> GIVEN INSTRUCTION
Check every line of the data below for the string "caption", and copy the ones that hold it.

> DATA FOR PROCESSING
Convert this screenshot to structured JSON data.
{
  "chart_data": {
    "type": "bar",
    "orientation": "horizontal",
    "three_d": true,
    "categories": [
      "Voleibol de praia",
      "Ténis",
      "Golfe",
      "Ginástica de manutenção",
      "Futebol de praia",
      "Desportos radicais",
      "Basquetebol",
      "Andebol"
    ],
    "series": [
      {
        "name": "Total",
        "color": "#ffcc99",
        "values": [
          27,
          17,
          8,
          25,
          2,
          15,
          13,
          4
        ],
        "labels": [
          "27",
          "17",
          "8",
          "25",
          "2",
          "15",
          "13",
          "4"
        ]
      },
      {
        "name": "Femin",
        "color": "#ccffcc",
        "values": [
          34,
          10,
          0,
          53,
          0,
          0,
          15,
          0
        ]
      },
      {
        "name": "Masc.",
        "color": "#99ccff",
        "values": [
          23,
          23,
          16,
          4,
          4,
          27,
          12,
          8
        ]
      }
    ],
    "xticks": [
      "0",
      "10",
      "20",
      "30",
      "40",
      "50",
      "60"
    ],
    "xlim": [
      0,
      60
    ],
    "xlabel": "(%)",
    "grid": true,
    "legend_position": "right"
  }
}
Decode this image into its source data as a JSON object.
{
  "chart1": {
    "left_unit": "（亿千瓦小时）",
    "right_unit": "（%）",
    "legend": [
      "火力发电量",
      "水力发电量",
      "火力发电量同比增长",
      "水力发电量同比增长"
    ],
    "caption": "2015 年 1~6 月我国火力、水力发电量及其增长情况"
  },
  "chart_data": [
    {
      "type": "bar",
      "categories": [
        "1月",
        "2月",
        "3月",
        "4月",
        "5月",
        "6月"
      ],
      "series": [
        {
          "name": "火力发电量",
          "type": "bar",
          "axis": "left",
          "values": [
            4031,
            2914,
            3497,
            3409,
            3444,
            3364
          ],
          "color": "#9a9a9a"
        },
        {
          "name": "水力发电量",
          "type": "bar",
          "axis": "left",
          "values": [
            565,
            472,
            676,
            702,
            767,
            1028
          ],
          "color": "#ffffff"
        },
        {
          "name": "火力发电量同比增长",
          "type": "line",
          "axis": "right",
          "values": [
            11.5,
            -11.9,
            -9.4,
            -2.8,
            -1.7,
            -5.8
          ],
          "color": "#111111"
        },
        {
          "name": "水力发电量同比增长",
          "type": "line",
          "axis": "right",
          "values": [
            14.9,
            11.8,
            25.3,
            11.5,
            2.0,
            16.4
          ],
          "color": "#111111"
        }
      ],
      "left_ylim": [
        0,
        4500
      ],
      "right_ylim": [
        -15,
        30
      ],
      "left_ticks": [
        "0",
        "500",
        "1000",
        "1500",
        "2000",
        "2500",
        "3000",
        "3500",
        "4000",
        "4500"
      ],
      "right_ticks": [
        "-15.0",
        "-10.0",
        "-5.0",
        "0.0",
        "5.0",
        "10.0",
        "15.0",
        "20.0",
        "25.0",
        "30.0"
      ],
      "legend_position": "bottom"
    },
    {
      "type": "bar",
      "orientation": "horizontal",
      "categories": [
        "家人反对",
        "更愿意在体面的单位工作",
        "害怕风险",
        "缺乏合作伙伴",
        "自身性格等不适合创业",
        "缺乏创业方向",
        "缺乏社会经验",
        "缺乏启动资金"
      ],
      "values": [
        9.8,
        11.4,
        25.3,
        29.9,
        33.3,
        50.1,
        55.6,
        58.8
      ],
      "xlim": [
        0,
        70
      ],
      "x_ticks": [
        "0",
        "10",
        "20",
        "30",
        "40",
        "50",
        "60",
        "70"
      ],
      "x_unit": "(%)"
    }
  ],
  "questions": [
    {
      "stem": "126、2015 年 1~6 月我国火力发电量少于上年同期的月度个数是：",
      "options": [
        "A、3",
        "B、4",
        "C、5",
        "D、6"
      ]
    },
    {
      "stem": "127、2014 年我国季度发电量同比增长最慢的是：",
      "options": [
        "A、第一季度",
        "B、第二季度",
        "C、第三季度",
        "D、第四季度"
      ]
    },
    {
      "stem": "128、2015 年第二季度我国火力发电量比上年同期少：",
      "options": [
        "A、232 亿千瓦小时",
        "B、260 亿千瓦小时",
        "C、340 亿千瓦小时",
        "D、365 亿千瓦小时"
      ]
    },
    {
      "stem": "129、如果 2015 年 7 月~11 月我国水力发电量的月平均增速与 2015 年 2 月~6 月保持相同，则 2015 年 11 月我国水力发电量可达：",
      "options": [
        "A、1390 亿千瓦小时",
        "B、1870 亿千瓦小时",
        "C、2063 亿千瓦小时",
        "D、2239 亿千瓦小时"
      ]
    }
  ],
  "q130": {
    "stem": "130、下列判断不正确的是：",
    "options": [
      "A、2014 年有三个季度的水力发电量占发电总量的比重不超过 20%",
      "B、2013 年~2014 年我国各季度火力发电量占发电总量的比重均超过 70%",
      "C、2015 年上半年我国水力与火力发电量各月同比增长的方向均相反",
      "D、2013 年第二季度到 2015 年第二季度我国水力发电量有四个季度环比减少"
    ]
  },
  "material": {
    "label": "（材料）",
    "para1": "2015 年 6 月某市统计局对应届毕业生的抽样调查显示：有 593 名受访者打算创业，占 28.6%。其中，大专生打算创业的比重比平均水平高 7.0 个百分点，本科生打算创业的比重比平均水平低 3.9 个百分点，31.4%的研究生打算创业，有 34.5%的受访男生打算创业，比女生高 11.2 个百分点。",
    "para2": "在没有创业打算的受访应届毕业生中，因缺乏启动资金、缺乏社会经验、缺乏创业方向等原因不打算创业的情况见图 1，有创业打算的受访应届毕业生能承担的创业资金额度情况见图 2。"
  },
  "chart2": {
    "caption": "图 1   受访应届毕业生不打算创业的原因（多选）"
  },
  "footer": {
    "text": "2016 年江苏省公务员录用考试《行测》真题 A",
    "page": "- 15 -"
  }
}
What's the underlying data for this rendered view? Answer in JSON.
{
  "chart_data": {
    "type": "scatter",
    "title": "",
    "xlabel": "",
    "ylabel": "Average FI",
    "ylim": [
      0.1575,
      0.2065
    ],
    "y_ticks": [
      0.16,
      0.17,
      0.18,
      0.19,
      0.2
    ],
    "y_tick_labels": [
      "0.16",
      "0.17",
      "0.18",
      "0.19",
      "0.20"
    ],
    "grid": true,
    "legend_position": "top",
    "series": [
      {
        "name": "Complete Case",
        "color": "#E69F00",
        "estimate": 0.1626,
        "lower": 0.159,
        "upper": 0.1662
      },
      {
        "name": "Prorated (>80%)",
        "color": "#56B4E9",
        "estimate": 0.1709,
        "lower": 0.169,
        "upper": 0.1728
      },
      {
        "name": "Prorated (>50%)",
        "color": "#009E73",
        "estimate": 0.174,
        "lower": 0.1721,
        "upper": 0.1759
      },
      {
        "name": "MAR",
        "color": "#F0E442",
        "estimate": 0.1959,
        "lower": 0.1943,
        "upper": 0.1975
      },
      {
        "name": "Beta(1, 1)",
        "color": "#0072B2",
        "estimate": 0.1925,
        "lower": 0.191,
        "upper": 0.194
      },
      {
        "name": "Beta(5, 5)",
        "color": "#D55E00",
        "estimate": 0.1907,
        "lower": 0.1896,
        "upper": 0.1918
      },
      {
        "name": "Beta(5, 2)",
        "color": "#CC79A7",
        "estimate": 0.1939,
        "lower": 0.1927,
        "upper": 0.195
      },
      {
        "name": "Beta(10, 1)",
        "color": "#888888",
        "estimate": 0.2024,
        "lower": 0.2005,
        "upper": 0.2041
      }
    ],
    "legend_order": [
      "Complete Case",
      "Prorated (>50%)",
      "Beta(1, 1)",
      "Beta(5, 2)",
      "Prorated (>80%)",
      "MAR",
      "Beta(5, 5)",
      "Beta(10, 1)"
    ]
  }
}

> OUTPUT FOR THIS EXERCISE
    "caption": "2015 年 1~6 月我国火力、水力发电量及其增长情况"
    "caption": "图 1   受访应届毕业生不打算创业的原因（多选）"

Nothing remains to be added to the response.